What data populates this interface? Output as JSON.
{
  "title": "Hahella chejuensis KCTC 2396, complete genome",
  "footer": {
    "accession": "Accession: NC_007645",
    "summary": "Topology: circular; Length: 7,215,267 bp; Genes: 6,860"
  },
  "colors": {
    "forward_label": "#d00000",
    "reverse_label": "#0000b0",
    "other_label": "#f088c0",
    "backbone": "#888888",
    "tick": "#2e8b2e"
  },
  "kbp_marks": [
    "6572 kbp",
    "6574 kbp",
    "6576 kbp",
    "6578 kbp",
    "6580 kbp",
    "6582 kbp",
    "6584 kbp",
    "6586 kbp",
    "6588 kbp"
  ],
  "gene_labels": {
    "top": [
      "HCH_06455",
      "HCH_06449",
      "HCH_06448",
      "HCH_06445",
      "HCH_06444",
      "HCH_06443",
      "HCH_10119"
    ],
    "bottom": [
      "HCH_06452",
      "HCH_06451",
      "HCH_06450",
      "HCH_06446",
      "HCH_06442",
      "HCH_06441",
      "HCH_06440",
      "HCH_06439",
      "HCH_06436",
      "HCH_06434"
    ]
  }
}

--------------------------------

• [Aim of the exercise] Repeat every record, exactly as written.

• [Answer to this exercise]
What data populates this interface? Output as JSON.
{
  "title": "Hahella chejuensis KCTC 2396, complete genome",
  "footer": {
    "accession": "Accession: NC_007645",
    "summary": "Topology: circular; Length: 7,215,267 bp; Genes: 6,860"
  },
  "colors": {
    "forward_label": "#d00000",
    "reverse_label": "#0000b0",
    "other_label": "#f088c0",
    "backbone": "#888888",
    "tick": "#2e8b2e"
  },
  "kbp_marks": [
    "6572 kbp",
    "6574 kbp",
    "6576 kbp",
    "6578 kbp",
    "6580 kbp",
    "6582 kbp",
    "6584 kbp",
    "6586 kbp",
    "6588 kbp"
  ],
  "gene_labels": {
    "top": [
      "HCH_06455",
      "HCH_06449",
      "HCH_06448",
      "HCH_06445",
      "HCH_06444",
      "HCH_06443",
      "HCH_10119"
    ],
    "bottom": [
      "HCH_06452",
      "HCH_06451",
      "HCH_06450",
      "HCH_06446",
      "HCH_06442",
      "HCH_06441",
      "HCH_06440",
      "HCH_06439",
      "HCH_06436",
      "HCH_06434"
    ]
  }
}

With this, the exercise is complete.